::: Entries supplied :::

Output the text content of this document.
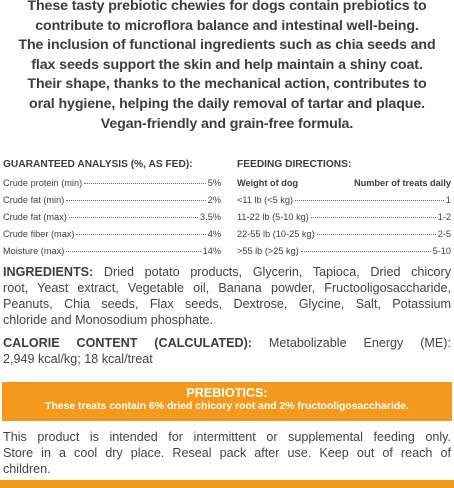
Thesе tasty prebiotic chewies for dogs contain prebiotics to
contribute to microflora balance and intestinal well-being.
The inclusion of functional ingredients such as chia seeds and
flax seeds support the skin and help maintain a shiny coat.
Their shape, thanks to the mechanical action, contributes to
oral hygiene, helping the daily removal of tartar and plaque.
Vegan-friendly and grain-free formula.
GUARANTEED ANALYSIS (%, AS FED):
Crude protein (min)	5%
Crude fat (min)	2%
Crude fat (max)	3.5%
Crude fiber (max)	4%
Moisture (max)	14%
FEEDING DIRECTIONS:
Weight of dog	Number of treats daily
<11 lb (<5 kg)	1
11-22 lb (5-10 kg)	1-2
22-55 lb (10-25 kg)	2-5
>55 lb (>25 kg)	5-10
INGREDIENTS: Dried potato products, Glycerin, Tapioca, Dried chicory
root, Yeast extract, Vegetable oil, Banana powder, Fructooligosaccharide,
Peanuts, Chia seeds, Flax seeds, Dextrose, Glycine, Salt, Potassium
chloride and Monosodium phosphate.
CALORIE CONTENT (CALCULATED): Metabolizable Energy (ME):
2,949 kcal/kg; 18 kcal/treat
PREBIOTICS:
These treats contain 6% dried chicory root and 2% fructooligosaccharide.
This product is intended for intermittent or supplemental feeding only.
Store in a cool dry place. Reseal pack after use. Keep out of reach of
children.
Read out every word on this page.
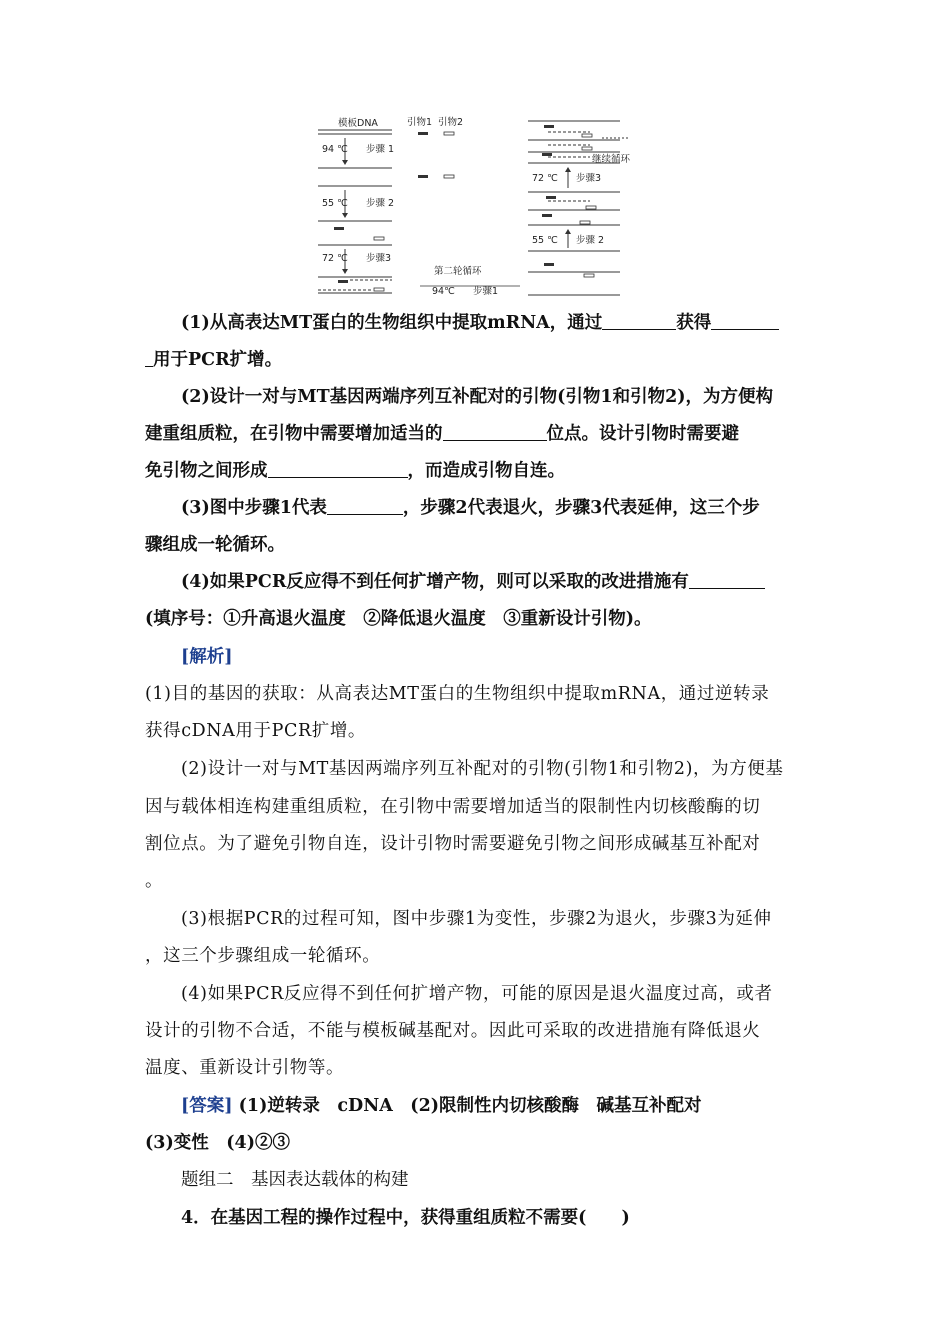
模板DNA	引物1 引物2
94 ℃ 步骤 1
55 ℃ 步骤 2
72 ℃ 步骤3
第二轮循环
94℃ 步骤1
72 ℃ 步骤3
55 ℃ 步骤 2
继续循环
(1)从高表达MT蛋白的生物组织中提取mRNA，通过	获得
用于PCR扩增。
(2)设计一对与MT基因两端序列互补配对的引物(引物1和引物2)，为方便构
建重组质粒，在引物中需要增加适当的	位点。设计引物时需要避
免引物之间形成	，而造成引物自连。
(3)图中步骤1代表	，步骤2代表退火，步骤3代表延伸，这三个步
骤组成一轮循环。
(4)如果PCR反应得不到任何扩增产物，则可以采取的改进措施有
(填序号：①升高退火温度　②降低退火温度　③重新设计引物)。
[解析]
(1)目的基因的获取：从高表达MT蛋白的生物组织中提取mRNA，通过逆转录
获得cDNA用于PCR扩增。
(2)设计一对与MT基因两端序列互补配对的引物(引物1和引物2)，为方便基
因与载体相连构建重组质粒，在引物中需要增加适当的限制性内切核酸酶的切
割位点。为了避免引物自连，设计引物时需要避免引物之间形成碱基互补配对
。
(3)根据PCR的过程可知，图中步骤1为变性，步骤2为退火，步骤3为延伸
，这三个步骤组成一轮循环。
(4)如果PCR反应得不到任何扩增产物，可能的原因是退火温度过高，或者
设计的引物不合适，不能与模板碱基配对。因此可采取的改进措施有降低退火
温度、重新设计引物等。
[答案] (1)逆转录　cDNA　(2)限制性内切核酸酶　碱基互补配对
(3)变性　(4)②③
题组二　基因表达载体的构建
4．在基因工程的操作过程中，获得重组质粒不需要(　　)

:::
::: Entries supplied :::

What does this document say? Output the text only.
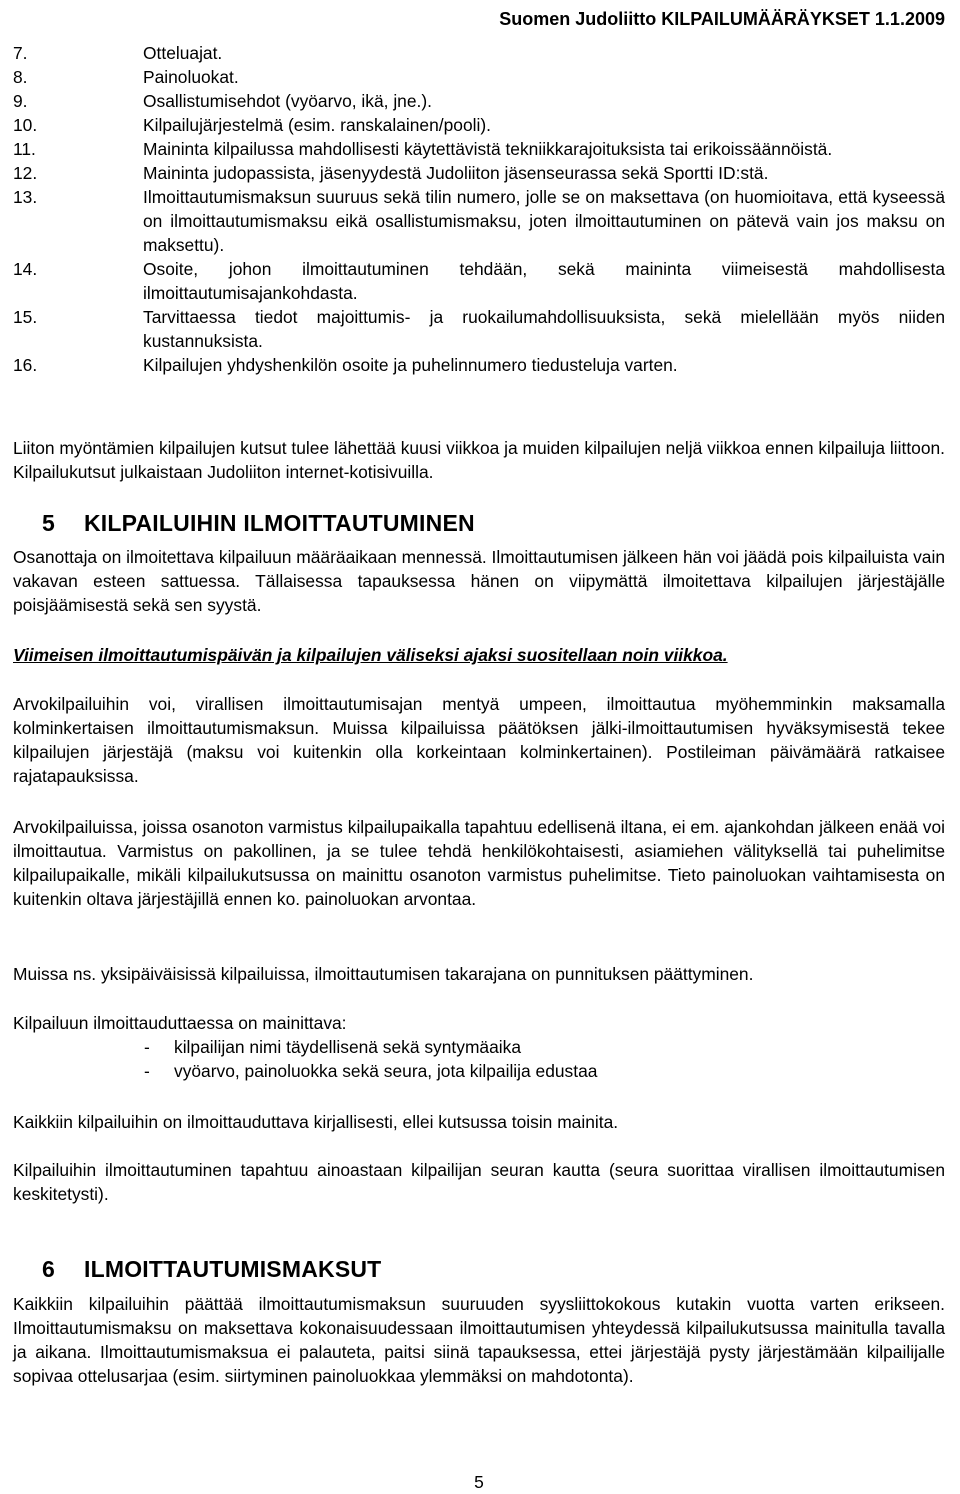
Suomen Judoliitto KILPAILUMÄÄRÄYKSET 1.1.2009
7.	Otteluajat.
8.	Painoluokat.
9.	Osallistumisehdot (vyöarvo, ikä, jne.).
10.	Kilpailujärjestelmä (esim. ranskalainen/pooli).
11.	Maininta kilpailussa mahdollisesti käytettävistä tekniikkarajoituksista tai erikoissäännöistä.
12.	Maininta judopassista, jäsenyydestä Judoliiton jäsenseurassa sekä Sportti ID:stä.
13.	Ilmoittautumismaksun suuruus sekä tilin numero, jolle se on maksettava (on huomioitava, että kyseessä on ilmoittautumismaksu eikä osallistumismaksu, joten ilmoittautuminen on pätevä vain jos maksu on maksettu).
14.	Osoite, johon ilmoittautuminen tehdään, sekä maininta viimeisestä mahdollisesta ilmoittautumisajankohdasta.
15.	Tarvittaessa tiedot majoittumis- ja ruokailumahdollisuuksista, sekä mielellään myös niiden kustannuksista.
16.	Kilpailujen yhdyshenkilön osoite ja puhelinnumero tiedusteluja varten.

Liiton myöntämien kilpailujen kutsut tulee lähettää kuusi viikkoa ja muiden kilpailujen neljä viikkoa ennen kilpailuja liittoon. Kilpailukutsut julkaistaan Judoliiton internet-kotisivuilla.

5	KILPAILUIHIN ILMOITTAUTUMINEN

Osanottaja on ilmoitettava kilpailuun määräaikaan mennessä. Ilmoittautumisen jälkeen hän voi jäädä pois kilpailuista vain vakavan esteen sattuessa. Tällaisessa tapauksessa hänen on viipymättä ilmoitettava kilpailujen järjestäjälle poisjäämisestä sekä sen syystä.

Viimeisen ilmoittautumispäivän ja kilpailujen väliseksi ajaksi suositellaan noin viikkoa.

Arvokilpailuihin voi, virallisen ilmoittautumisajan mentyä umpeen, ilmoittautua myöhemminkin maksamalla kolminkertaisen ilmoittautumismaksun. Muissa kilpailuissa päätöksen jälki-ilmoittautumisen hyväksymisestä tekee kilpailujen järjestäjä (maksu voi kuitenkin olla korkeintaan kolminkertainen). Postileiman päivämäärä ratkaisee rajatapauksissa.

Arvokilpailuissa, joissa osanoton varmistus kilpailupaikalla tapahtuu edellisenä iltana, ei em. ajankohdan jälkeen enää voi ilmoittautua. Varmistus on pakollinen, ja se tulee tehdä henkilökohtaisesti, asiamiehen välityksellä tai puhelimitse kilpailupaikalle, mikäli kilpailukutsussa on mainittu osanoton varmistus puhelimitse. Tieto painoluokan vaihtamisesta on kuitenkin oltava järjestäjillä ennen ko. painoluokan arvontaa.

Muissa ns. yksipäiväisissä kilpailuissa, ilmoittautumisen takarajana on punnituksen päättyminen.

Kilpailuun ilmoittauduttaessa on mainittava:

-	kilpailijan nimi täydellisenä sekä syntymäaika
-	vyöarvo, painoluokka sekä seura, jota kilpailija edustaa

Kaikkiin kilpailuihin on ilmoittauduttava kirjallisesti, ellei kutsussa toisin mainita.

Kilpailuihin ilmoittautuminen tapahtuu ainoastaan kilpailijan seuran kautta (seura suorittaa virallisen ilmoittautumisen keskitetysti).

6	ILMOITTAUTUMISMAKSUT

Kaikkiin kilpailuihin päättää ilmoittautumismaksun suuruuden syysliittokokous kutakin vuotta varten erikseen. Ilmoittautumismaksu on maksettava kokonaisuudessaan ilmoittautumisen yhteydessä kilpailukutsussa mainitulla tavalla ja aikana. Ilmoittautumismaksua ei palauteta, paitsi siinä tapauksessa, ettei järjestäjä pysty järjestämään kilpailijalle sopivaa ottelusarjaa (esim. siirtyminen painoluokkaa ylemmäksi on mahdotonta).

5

:::
::: Entries supplied :::

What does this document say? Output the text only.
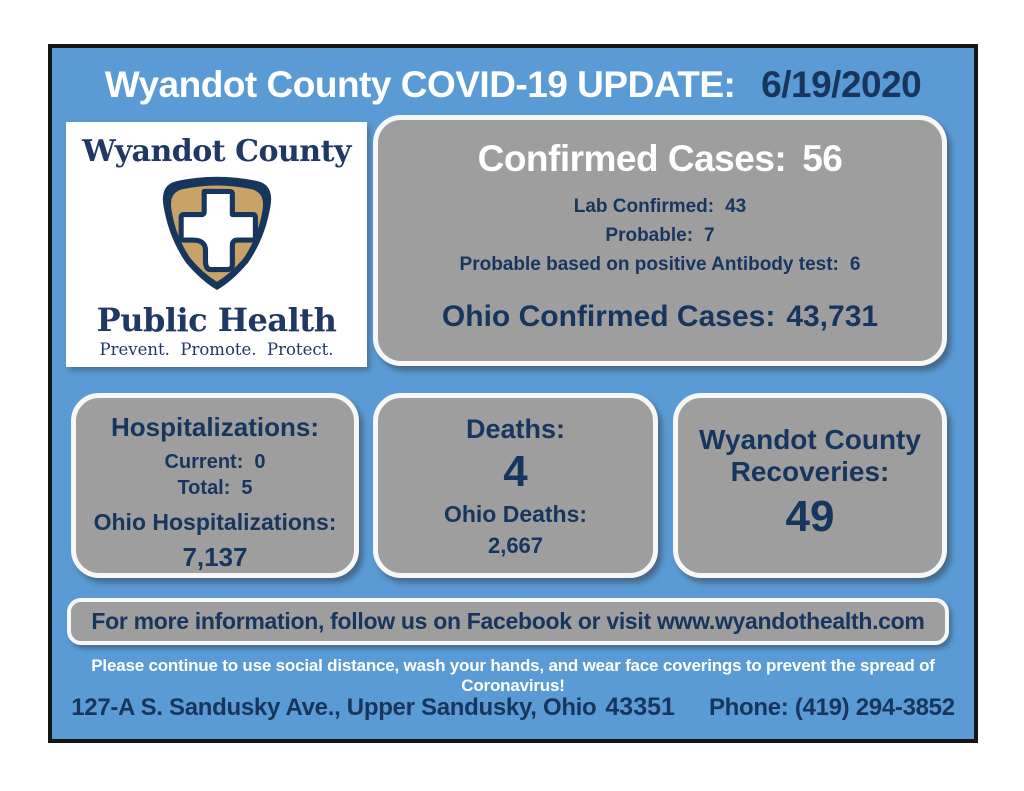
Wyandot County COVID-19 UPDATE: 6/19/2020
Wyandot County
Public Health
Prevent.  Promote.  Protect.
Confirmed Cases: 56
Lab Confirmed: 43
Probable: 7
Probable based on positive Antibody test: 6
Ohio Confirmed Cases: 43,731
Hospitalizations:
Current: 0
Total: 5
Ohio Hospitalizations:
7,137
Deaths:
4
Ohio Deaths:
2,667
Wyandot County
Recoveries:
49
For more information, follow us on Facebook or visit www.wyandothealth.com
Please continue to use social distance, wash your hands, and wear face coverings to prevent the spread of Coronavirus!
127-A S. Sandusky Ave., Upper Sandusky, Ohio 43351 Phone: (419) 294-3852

:::

Search the entries for the word "Confirmed". Copy every line where it occurs.

Confirmed Cases: 56
Lab Confirmed: 43
Ohio Confirmed Cases: 43,731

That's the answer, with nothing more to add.